* START INPUT FOR THIS TASK *

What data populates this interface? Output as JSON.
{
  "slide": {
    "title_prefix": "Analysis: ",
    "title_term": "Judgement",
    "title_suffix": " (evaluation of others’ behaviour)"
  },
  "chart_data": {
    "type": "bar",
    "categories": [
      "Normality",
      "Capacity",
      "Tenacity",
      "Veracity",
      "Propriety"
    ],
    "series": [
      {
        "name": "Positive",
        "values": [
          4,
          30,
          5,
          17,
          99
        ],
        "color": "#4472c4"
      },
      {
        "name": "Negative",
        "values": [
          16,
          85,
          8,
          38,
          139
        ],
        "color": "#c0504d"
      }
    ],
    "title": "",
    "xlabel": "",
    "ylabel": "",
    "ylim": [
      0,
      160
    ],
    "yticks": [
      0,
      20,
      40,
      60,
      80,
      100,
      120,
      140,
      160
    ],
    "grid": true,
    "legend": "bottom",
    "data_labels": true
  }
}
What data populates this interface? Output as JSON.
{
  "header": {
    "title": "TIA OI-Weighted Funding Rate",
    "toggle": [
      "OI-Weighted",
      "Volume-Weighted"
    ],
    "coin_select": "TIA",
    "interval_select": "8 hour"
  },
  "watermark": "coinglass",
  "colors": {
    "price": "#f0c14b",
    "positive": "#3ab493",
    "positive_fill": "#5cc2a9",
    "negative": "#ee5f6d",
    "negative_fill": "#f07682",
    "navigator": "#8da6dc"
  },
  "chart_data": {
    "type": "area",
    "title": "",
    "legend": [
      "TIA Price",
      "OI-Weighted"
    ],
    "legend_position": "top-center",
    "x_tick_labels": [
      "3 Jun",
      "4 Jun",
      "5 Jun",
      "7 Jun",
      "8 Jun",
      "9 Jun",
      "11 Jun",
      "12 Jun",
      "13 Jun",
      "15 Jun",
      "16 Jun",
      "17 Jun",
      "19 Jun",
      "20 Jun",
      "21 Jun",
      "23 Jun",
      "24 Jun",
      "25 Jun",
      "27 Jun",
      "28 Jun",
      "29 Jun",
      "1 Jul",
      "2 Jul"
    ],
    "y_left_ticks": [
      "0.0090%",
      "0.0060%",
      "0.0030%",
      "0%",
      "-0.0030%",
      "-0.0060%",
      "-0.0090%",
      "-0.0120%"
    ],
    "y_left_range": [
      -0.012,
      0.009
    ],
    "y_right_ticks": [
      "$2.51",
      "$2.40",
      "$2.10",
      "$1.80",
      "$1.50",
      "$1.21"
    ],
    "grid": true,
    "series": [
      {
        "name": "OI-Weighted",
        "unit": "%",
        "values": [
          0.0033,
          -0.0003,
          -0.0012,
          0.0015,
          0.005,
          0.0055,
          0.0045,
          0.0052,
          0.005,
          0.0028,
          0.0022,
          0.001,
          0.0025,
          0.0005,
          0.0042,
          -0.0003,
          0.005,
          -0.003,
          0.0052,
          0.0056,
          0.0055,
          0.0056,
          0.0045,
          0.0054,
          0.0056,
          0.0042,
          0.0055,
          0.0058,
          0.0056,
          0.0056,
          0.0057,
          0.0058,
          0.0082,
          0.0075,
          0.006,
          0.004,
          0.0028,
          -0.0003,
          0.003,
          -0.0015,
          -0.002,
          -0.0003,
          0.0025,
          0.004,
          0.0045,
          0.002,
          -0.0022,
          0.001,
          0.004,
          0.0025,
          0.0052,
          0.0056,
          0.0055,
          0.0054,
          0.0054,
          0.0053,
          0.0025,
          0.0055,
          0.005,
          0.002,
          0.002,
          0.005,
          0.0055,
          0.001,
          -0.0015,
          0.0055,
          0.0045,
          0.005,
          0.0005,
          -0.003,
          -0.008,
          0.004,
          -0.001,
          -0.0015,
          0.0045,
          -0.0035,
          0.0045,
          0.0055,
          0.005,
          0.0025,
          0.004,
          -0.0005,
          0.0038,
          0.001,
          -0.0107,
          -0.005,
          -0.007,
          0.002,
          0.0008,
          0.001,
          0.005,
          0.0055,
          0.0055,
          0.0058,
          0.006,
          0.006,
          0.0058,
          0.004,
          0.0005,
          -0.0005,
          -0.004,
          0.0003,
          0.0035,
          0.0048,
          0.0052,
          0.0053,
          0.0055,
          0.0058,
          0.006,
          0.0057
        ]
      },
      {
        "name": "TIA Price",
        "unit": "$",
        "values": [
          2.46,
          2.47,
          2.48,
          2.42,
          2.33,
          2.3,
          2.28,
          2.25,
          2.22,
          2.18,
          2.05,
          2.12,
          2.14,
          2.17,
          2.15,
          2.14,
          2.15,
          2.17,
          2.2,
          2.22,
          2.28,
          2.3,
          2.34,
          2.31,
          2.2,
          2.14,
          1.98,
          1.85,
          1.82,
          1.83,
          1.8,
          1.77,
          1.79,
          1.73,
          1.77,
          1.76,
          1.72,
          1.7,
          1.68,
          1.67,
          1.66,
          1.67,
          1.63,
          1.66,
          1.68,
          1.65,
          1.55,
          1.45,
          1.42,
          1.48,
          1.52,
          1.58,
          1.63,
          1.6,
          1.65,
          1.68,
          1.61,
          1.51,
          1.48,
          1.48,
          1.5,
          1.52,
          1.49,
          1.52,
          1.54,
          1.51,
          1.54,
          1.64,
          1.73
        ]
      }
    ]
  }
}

* END INPUT FOR THIS TASK *

Print all of the entries exactly as they are written.

> **SOLVED PROBLEM**
What data populates this interface? Output as JSON.
{
  "slide": {
    "title_prefix": "Analysis: ",
    "title_term": "Judgement",
    "title_suffix": " (evaluation of others’ behaviour)"
  },
  "chart_data": {
    "type": "bar",
    "categories": [
      "Normality",
      "Capacity",
      "Tenacity",
      "Veracity",
      "Propriety"
    ],
    "series": [
      {
        "name": "Positive",
        "values": [
          4,
          30,
          5,
          17,
          99
        ],
        "color": "#4472c4"
      },
      {
        "name": "Negative",
        "values": [
          16,
          85,
          8,
          38,
          139
        ],
        "color": "#c0504d"
      }
    ],
    "title": "",
    "xlabel": "",
    "ylabel": "",
    "ylim": [
      0,
      160
    ],
    "yticks": [
      0,
      20,
      40,
      60,
      80,
      100,
      120,
      140,
      160
    ],
    "grid": true,
    "legend": "bottom",
    "data_labels": true
  }
}
What data populates this interface? Output as JSON.
{
  "header": {
    "title": "TIA OI-Weighted Funding Rate",
    "toggle": [
      "OI-Weighted",
      "Volume-Weighted"
    ],
    "coin_select": "TIA",
    "interval_select": "8 hour"
  },
  "watermark": "coinglass",
  "colors": {
    "price": "#f0c14b",
    "positive": "#3ab493",
    "positive_fill": "#5cc2a9",
    "negative": "#ee5f6d",
    "negative_fill": "#f07682",
    "navigator": "#8da6dc"
  },
  "chart_data": {
    "type": "area",
    "title": "",
    "legend": [
      "TIA Price",
      "OI-Weighted"
    ],
    "legend_position": "top-center",
    "x_tick_labels": [
      "3 Jun",
      "4 Jun",
      "5 Jun",
      "7 Jun",
      "8 Jun",
      "9 Jun",
      "11 Jun",
      "12 Jun",
      "13 Jun",
      "15 Jun",
      "16 Jun",
      "17 Jun",
      "19 Jun",
      "20 Jun",
      "21 Jun",
      "23 Jun",
      "24 Jun",
      "25 Jun",
      "27 Jun",
      "28 Jun",
      "29 Jun",
      "1 Jul",
      "2 Jul"
    ],
    "y_left_ticks": [
      "0.0090%",
      "0.0060%",
      "0.0030%",
      "0%",
      "-0.0030%",
      "-0.0060%",
      "-0.0090%",
      "-0.0120%"
    ],
    "y_left_range": [
      -0.012,
      0.009
    ],
    "y_right_ticks": [
      "$2.51",
      "$2.40",
      "$2.10",
      "$1.80",
      "$1.50",
      "$1.21"
    ],
    "grid": true,
    "series": [
      {
        "name": "OI-Weighted",
        "unit": "%",
        "values": [
          0.0033,
          -0.0003,
          -0.0012,
          0.0015,
          0.005,
          0.0055,
          0.0045,
          0.0052,
          0.005,
          0.0028,
          0.0022,
          0.001,
          0.0025,
          0.0005,
          0.0042,
          -0.0003,
          0.005,
          -0.003,
          0.0052,
          0.0056,
          0.0055,
          0.0056,
          0.0045,
          0.0054,
          0.0056,
          0.0042,
          0.0055,
          0.0058,
          0.0056,
          0.0056,
          0.0057,
          0.0058,
          0.0082,
          0.0075,
          0.006,
          0.004,
          0.0028,
          -0.0003,
          0.003,
          -0.0015,
          -0.002,
          -0.0003,
          0.0025,
          0.004,
          0.0045,
          0.002,
          -0.0022,
          0.001,
          0.004,
          0.0025,
          0.0052,
          0.0056,
          0.0055,
          0.0054,
          0.0054,
          0.0053,
          0.0025,
          0.0055,
          0.005,
          0.002,
          0.002,
          0.005,
          0.0055,
          0.001,
          -0.0015,
          0.0055,
          0.0045,
          0.005,
          0.0005,
          -0.003,
          -0.008,
          0.004,
          -0.001,
          -0.0015,
          0.0045,
          -0.0035,
          0.0045,
          0.0055,
          0.005,
          0.0025,
          0.004,
          -0.0005,
          0.0038,
          0.001,
          -0.0107,
          -0.005,
          -0.007,
          0.002,
          0.0008,
          0.001,
          0.005,
          0.0055,
          0.0055,
          0.0058,
          0.006,
          0.006,
          0.0058,
          0.004,
          0.0005,
          -0.0005,
          -0.004,
          0.0003,
          0.0035,
          0.0048,
          0.0052,
          0.0053,
          0.0055,
          0.0058,
          0.006,
          0.0057
        ]
      },
      {
        "name": "TIA Price",
        "unit": "$",
        "values": [
          2.46,
          2.47,
          2.48,
          2.42,
          2.33,
          2.3,
          2.28,
          2.25,
          2.22,
          2.18,
          2.05,
          2.12,
          2.14,
          2.17,
          2.15,
          2.14,
          2.15,
          2.17,
          2.2,
          2.22,
          2.28,
          2.3,
          2.34,
          2.31,
          2.2,
          2.14,
          1.98,
          1.85,
          1.82,
          1.83,
          1.8,
          1.77,
          1.79,
          1.73,
          1.77,
          1.76,
          1.72,
          1.7,
          1.68,
          1.67,
          1.66,
          1.67,
          1.63,
          1.66,
          1.68,
          1.65,
          1.55,
          1.45,
          1.42,
          1.48,
          1.52,
          1.58,
          1.63,
          1.6,
          1.65,
          1.68,
          1.61,
          1.51,
          1.48,
          1.48,
          1.5,
          1.52,
          1.49,
          1.52,
          1.54,
          1.51,
          1.54,
          1.64,
          1.73
        ]
      }
    ]
  }
}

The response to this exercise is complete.